Stored items from a collection

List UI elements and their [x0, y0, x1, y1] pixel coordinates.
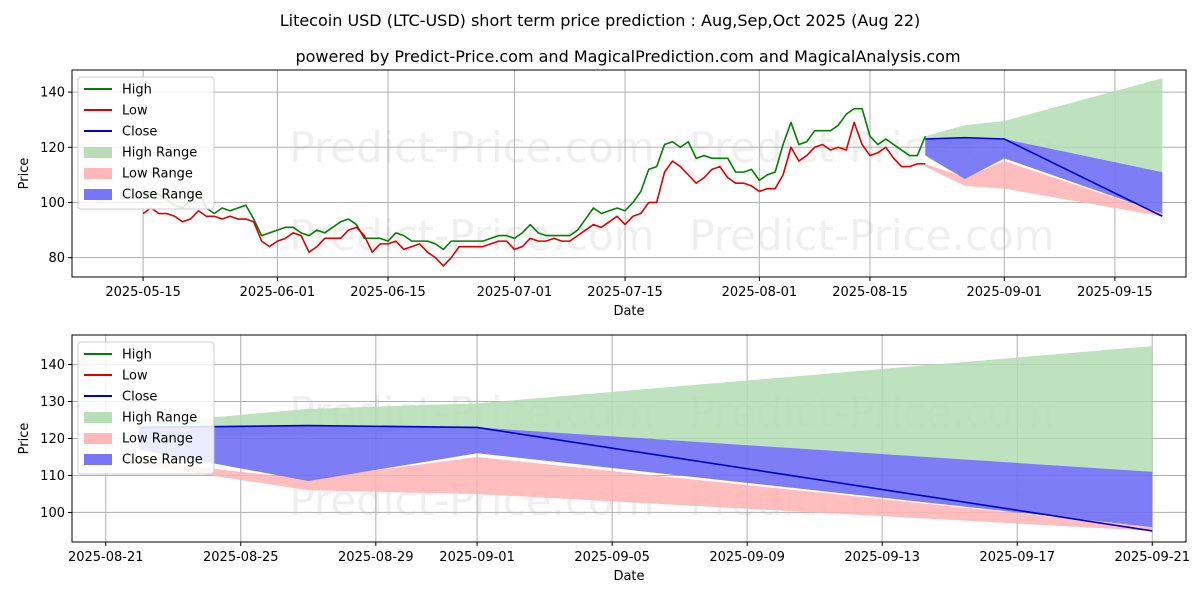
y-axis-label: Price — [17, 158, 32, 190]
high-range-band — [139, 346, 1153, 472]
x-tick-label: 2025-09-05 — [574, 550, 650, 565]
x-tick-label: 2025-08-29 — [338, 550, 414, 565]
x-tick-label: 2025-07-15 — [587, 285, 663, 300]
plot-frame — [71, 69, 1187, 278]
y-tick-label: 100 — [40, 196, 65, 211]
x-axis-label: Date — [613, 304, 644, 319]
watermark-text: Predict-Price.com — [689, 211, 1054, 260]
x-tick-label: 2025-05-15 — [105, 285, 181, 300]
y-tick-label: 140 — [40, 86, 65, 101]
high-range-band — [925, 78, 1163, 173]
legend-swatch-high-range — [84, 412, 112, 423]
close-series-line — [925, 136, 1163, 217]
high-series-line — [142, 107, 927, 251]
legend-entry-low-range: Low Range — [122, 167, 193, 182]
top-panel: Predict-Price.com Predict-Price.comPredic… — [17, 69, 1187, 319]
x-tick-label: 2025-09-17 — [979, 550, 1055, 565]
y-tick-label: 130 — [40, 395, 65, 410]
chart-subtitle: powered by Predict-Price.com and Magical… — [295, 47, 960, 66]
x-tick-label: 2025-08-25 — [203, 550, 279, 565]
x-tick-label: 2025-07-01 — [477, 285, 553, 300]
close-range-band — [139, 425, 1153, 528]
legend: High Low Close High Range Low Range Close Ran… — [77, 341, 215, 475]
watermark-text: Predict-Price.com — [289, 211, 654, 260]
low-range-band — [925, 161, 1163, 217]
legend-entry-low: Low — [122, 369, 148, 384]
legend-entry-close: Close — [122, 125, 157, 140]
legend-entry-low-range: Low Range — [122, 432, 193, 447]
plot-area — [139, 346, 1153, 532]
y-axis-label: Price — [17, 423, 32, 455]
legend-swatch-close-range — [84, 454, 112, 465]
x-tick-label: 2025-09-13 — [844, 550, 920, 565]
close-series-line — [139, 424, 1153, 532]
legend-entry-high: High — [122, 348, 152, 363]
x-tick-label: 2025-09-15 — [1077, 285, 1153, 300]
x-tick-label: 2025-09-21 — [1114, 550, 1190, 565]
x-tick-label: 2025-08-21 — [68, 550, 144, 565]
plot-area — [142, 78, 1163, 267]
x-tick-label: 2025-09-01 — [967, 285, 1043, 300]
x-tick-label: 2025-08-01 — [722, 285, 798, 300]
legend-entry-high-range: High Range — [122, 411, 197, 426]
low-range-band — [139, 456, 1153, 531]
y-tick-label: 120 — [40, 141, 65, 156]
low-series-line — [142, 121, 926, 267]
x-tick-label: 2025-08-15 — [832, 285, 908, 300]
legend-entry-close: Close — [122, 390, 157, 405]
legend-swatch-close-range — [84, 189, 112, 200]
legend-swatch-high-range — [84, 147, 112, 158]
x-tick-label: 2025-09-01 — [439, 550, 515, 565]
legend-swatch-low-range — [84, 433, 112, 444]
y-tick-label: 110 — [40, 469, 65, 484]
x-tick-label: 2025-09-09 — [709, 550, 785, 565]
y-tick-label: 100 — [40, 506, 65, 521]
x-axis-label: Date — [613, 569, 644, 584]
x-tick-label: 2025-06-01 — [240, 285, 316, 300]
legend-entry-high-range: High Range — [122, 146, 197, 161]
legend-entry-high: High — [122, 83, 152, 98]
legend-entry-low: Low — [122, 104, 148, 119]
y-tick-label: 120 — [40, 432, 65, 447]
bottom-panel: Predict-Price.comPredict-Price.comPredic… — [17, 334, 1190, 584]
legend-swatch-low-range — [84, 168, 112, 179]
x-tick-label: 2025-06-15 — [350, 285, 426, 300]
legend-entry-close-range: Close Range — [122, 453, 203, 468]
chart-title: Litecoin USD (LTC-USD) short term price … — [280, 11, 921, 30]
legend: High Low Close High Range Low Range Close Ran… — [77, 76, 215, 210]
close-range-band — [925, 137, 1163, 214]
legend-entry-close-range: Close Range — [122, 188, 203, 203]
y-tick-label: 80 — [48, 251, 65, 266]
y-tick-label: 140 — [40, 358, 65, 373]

* * *

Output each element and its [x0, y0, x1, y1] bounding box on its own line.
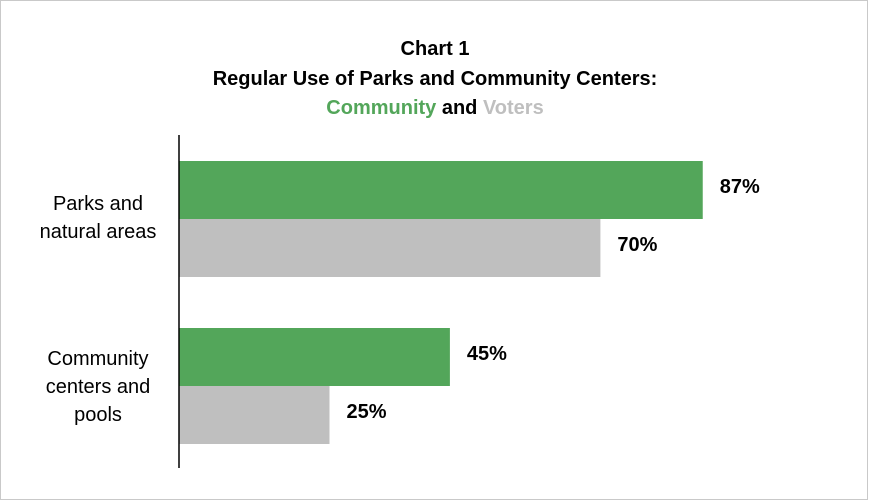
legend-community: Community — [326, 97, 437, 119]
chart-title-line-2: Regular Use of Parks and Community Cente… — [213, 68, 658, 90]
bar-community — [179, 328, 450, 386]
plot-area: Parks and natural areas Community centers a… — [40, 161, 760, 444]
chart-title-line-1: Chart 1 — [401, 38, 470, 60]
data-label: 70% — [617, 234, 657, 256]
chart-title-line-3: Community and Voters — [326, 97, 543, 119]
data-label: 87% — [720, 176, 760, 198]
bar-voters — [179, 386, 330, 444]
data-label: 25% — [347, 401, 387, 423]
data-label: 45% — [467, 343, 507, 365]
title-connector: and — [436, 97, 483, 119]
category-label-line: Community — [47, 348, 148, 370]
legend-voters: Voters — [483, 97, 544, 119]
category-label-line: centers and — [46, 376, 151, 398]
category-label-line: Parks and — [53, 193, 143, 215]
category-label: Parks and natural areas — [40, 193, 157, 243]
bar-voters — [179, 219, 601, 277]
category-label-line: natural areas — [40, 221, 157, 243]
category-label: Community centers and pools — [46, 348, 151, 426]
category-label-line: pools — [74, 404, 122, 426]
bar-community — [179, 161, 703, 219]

**What to produce**
Render the material lines as a JSON list of strings, one string per line, starting at the line containing "y-axis-label: Price — [17, 158, 32, 190]" and ending at the line containing "legend-entry-close: Close — [122, 125, 157, 140]".

**Solution below**
[
  "y-axis-label: Price — [17, 158, 32, 190]",
  "high-range-band — [139, 346, 1153, 472]",
  "x-tick-label: 2025-09-05 — [574, 550, 650, 565]",
  "x-tick-label: 2025-08-29 — [338, 550, 414, 565]",
  "x-tick-label: 2025-07-15 — [587, 285, 663, 300]",
  "plot-frame — [71, 69, 1187, 278]",
  "y-tick-label: 100 — [40, 196, 65, 211]",
  "x-axis-label: Date — [613, 304, 644, 319]",
  "watermark-text: Predict-Price.com — [689, 211, 1054, 260]",
  "x-tick-label: 2025-05-15 — [105, 285, 181, 300]",
  "y-tick-label: 140 — [40, 86, 65, 101]",
  "high-range-band — [925, 78, 1163, 173]",
  "legend-swatch-high-range — [84, 412, 112, 423]",
  "close-series-line — [925, 136, 1163, 217]",
  "high-series-line — [142, 107, 927, 251]",
  "legend-entry-low-range: Low Range — [122, 167, 193, 182]",
  "top-panel: Predict-Price.com Predict-Price.comPredic… — [17, 69, 1187, 319]",
  "x-tick-label: 2025-09-17 — [979, 550, 1055, 565]",
  "y-tick-label: 130 — [40, 395, 65, 410]",
  "chart-subtitle: powered by Predict-Price.com and Magical… — [295, 47, 960, 66]",
  "x-tick-label: 2025-08-25 — [203, 550, 279, 565]",
  "x-tick-label: 2025-07-01 — [477, 285, 553, 300]",
  "close-range-band — [139, 425, 1153, 528]",
  "legend: High Low Close High Range Low Range Close Ran… — [77, 341, 215, 475]",
  "watermark-text: Predict-Price.com — [289, 211, 654, 260]",
  "low-range-band — [925, 161, 1163, 217]",
  "legend-entry-low: Low — [122, 369, 148, 384]",
  "legend-entry-close: Close — [122, 125, 157, 140]"
]